### Exercise objective
In the listing below, how many lines contain the word "access"? Please respond with the number only.

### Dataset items

==================================================

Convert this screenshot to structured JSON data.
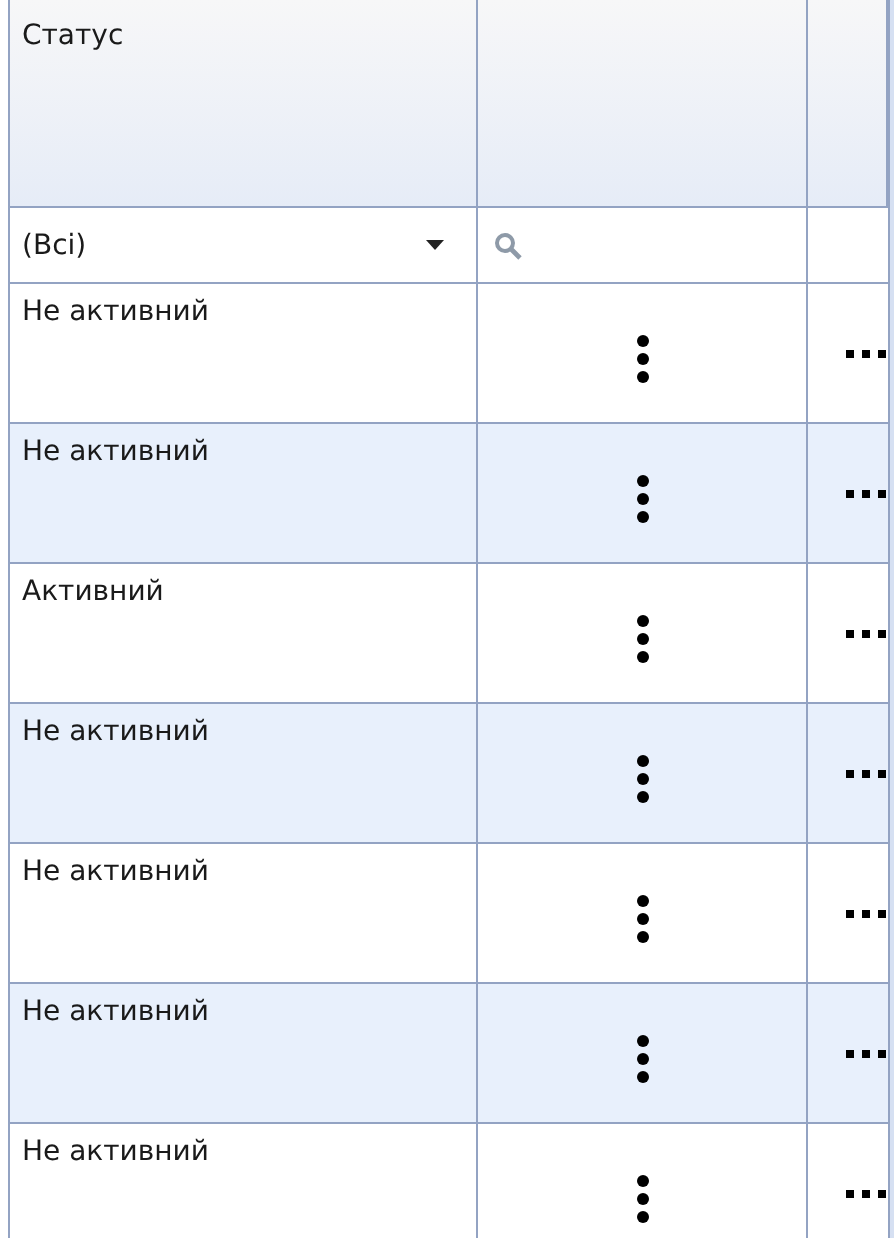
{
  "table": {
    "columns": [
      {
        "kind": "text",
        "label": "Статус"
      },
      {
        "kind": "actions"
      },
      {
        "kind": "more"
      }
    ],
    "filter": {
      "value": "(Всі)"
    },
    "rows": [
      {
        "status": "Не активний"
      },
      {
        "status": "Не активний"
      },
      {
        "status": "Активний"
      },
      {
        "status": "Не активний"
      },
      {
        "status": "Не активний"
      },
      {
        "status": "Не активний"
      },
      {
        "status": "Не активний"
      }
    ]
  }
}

==================================================

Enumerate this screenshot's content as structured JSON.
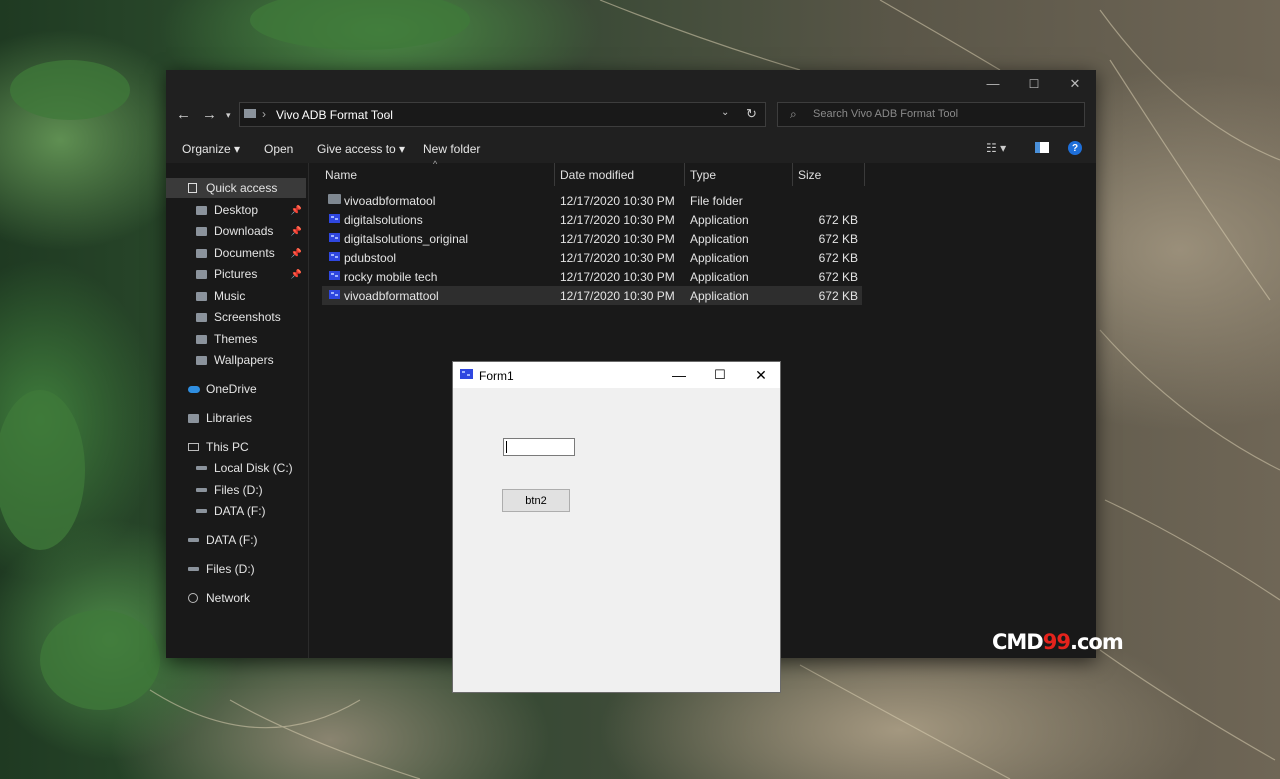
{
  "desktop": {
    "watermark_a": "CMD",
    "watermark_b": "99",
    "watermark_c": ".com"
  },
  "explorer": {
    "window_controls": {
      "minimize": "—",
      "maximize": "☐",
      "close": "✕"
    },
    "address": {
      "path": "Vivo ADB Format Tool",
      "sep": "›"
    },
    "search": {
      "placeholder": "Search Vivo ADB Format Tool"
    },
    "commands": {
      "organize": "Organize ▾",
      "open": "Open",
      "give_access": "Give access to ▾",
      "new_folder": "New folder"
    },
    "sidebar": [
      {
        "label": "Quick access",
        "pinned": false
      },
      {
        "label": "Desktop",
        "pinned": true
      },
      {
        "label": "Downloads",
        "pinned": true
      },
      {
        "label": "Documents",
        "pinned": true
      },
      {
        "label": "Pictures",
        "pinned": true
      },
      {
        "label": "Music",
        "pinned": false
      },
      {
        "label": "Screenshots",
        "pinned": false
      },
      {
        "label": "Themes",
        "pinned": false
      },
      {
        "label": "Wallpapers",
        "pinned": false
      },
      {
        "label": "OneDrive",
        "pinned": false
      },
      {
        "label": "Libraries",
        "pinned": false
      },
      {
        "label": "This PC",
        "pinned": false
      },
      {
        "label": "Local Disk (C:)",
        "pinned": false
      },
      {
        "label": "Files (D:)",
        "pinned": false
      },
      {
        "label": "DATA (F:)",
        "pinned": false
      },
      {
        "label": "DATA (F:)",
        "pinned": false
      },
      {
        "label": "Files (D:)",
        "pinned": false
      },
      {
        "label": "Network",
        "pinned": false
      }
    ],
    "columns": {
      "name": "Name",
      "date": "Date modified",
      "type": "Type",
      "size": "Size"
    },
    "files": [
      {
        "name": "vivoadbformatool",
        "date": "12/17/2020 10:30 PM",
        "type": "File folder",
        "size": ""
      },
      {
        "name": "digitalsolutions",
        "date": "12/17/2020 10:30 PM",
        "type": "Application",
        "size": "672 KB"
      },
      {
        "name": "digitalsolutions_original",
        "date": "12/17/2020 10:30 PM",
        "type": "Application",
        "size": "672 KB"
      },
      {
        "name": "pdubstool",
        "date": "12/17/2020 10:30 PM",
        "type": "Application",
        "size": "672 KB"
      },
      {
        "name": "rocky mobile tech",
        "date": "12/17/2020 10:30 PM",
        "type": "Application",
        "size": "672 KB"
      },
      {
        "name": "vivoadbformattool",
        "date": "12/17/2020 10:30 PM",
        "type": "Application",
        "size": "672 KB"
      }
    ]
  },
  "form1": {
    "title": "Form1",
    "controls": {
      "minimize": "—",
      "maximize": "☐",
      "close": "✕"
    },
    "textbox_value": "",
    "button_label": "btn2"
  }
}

==================================================

### Full response
2